▶ **YOUR GOAL**:
Your task is to transcribe the data in full.

--- Start INPUT RECORDS ---

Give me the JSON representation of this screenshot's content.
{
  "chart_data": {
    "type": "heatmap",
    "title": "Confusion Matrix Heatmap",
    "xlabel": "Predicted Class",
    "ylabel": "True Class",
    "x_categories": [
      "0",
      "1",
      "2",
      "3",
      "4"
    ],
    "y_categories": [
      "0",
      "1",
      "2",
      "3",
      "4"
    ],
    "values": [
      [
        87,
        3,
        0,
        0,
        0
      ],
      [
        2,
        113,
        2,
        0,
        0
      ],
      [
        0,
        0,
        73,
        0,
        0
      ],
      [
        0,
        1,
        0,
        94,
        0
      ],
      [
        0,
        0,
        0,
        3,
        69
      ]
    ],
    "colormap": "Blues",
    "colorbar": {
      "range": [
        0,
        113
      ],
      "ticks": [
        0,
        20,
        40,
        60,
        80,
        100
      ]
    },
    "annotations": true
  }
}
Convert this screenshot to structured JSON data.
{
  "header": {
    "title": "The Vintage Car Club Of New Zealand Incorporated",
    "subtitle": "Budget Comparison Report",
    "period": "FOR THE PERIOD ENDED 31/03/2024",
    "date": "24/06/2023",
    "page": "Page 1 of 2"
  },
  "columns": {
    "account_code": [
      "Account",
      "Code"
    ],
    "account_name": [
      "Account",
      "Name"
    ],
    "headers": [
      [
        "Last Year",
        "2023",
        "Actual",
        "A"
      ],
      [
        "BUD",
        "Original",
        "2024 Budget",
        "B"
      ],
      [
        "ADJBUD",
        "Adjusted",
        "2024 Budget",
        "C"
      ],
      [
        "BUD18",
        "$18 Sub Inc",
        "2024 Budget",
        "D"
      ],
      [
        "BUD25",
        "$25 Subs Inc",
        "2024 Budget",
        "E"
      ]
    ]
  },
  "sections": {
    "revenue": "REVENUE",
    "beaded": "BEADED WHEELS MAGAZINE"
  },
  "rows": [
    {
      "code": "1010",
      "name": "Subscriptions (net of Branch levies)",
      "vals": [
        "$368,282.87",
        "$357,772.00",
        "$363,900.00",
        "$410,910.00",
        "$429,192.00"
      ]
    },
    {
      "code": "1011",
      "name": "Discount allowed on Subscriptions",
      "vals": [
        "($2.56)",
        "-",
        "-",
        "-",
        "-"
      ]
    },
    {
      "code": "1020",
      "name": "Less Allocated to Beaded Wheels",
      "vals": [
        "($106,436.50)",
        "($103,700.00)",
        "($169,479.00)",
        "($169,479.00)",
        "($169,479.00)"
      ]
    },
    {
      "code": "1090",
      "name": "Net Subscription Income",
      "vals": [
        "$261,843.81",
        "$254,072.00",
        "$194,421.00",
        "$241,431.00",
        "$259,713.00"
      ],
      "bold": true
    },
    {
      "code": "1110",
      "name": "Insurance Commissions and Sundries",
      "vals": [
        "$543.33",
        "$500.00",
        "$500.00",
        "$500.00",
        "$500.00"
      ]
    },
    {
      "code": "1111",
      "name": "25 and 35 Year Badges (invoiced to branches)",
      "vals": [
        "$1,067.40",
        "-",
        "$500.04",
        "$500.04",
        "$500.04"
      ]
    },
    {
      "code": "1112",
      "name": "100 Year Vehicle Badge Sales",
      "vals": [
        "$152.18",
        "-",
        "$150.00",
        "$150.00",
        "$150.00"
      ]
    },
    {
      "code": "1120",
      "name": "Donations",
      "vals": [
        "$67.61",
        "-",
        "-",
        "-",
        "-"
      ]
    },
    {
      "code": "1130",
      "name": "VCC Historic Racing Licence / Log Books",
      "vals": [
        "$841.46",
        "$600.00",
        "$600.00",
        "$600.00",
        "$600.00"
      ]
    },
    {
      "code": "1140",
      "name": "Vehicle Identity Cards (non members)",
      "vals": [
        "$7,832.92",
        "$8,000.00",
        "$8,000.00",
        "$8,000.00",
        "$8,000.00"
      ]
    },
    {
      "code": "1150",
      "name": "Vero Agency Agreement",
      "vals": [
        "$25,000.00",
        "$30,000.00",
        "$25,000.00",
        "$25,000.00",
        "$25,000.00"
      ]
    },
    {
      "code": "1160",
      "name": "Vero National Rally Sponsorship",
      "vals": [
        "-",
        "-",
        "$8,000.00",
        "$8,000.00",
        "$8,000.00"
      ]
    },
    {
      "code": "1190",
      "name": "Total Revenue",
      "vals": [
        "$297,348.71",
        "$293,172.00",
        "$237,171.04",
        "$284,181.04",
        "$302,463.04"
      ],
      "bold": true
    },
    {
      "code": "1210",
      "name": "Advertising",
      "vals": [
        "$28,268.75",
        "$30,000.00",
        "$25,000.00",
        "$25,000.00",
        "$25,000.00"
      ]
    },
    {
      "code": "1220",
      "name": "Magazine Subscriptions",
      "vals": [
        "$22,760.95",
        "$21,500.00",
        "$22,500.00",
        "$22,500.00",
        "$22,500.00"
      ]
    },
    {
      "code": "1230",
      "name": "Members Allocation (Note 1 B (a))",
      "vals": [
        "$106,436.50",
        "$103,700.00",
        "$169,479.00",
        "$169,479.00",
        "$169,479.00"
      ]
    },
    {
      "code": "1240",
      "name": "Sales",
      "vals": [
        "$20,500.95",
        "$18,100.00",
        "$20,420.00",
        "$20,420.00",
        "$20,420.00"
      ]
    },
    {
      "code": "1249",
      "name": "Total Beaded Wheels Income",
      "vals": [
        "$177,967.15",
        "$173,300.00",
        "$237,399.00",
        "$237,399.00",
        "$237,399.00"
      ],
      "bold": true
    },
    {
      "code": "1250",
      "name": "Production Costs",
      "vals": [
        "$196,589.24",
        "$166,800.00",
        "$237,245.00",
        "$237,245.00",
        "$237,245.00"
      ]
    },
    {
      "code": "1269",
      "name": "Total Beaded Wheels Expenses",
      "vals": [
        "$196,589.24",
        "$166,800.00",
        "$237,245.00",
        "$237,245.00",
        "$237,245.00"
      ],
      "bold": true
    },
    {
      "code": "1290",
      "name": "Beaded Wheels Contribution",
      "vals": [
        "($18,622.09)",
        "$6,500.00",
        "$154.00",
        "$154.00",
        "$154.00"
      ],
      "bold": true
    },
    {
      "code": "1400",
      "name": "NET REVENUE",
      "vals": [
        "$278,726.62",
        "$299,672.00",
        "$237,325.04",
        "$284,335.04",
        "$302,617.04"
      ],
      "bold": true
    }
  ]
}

--- End INPUT RECORDS ---

▶ **WORKED SOLUTION**:
Give me the JSON representation of this screenshot's content.
{
  "chart_data": {
    "type": "heatmap",
    "title": "Confusion Matrix Heatmap",
    "xlabel": "Predicted Class",
    "ylabel": "True Class",
    "x_categories": [
      "0",
      "1",
      "2",
      "3",
      "4"
    ],
    "y_categories": [
      "0",
      "1",
      "2",
      "3",
      "4"
    ],
    "values": [
      [
        87,
        3,
        0,
        0,
        0
      ],
      [
        2,
        113,
        2,
        0,
        0
      ],
      [
        0,
        0,
        73,
        0,
        0
      ],
      [
        0,
        1,
        0,
        94,
        0
      ],
      [
        0,
        0,
        0,
        3,
        69
      ]
    ],
    "colormap": "Blues",
    "colorbar": {
      "range": [
        0,
        113
      ],
      "ticks": [
        0,
        20,
        40,
        60,
        80,
        100
      ]
    },
    "annotations": true
  }
}
Convert this screenshot to structured JSON data.
{
  "header": {
    "title": "The Vintage Car Club Of New Zealand Incorporated",
    "subtitle": "Budget Comparison Report",
    "period": "FOR THE PERIOD ENDED 31/03/2024",
    "date": "24/06/2023",
    "page": "Page 1 of 2"
  },
  "columns": {
    "account_code": [
      "Account",
      "Code"
    ],
    "account_name": [
      "Account",
      "Name"
    ],
    "headers": [
      [
        "Last Year",
        "2023",
        "Actual",
        "A"
      ],
      [
        "BUD",
        "Original",
        "2024 Budget",
        "B"
      ],
      [
        "ADJBUD",
        "Adjusted",
        "2024 Budget",
        "C"
      ],
      [
        "BUD18",
        "$18 Sub Inc",
        "2024 Budget",
        "D"
      ],
      [
        "BUD25",
        "$25 Subs Inc",
        "2024 Budget",
        "E"
      ]
    ]
  },
  "sections": {
    "revenue": "REVENUE",
    "beaded": "BEADED WHEELS MAGAZINE"
  },
  "rows": [
    {
      "code": "1010",
      "name": "Subscriptions (net of Branch levies)",
      "vals": [
        "$368,282.87",
        "$357,772.00",
        "$363,900.00",
        "$410,910.00",
        "$429,192.00"
      ]
    },
    {
      "code": "1011",
      "name": "Discount allowed on Subscriptions",
      "vals": [
        "($2.56)",
        "-",
        "-",
        "-",
        "-"
      ]
    },
    {
      "code": "1020",
      "name": "Less Allocated to Beaded Wheels",
      "vals": [
        "($106,436.50)",
        "($103,700.00)",
        "($169,479.00)",
        "($169,479.00)",
        "($169,479.00)"
      ]
    },
    {
      "code": "1090",
      "name": "Net Subscription Income",
      "vals": [
        "$261,843.81",
        "$254,072.00",
        "$194,421.00",
        "$241,431.00",
        "$259,713.00"
      ],
      "bold": true
    },
    {
      "code": "1110",
      "name": "Insurance Commissions and Sundries",
      "vals": [
        "$543.33",
        "$500.00",
        "$500.00",
        "$500.00",
        "$500.00"
      ]
    },
    {
      "code": "1111",
      "name": "25 and 35 Year Badges (invoiced to branches)",
      "vals": [
        "$1,067.40",
        "-",
        "$500.04",
        "$500.04",
        "$500.04"
      ]
    },
    {
      "code": "1112",
      "name": "100 Year Vehicle Badge Sales",
      "vals": [
        "$152.18",
        "-",
        "$150.00",
        "$150.00",
        "$150.00"
      ]
    },
    {
      "code": "1120",
      "name": "Donations",
      "vals": [
        "$67.61",
        "-",
        "-",
        "-",
        "-"
      ]
    },
    {
      "code": "1130",
      "name": "VCC Historic Racing Licence / Log Books",
      "vals": [
        "$841.46",
        "$600.00",
        "$600.00",
        "$600.00",
        "$600.00"
      ]
    },
    {
      "code": "1140",
      "name": "Vehicle Identity Cards (non members)",
      "vals": [
        "$7,832.92",
        "$8,000.00",
        "$8,000.00",
        "$8,000.00",
        "$8,000.00"
      ]
    },
    {
      "code": "1150",
      "name": "Vero Agency Agreement",
      "vals": [
        "$25,000.00",
        "$30,000.00",
        "$25,000.00",
        "$25,000.00",
        "$25,000.00"
      ]
    },
    {
      "code": "1160",
      "name": "Vero National Rally Sponsorship",
      "vals": [
        "-",
        "-",
        "$8,000.00",
        "$8,000.00",
        "$8,000.00"
      ]
    },
    {
      "code": "1190",
      "name": "Total Revenue",
      "vals": [
        "$297,348.71",
        "$293,172.00",
        "$237,171.04",
        "$284,181.04",
        "$302,463.04"
      ],
      "bold": true
    },
    {
      "code": "1210",
      "name": "Advertising",
      "vals": [
        "$28,268.75",
        "$30,000.00",
        "$25,000.00",
        "$25,000.00",
        "$25,000.00"
      ]
    },
    {
      "code": "1220",
      "name": "Magazine Subscriptions",
      "vals": [
        "$22,760.95",
        "$21,500.00",
        "$22,500.00",
        "$22,500.00",
        "$22,500.00"
      ]
    },
    {
      "code": "1230",
      "name": "Members Allocation (Note 1 B (a))",
      "vals": [
        "$106,436.50",
        "$103,700.00",
        "$169,479.00",
        "$169,479.00",
        "$169,479.00"
      ]
    },
    {
      "code": "1240",
      "name": "Sales",
      "vals": [
        "$20,500.95",
        "$18,100.00",
        "$20,420.00",
        "$20,420.00",
        "$20,420.00"
      ]
    },
    {
      "code": "1249",
      "name": "Total Beaded Wheels Income",
      "vals": [
        "$177,967.15",
        "$173,300.00",
        "$237,399.00",
        "$237,399.00",
        "$237,399.00"
      ],
      "bold": true
    },
    {
      "code": "1250",
      "name": "Production Costs",
      "vals": [
        "$196,589.24",
        "$166,800.00",
        "$237,245.00",
        "$237,245.00",
        "$237,245.00"
      ]
    },
    {
      "code": "1269",
      "name": "Total Beaded Wheels Expenses",
      "vals": [
        "$196,589.24",
        "$166,800.00",
        "$237,245.00",
        "$237,245.00",
        "$237,245.00"
      ],
      "bold": true
    },
    {
      "code": "1290",
      "name": "Beaded Wheels Contribution",
      "vals": [
        "($18,622.09)",
        "$6,500.00",
        "$154.00",
        "$154.00",
        "$154.00"
      ],
      "bold": true
    },
    {
      "code": "1400",
      "name": "NET REVENUE",
      "vals": [
        "$278,726.62",
        "$299,672.00",
        "$237,325.04",
        "$284,335.04",
        "$302,617.04"
      ],
      "bold": true
    }
  ]
}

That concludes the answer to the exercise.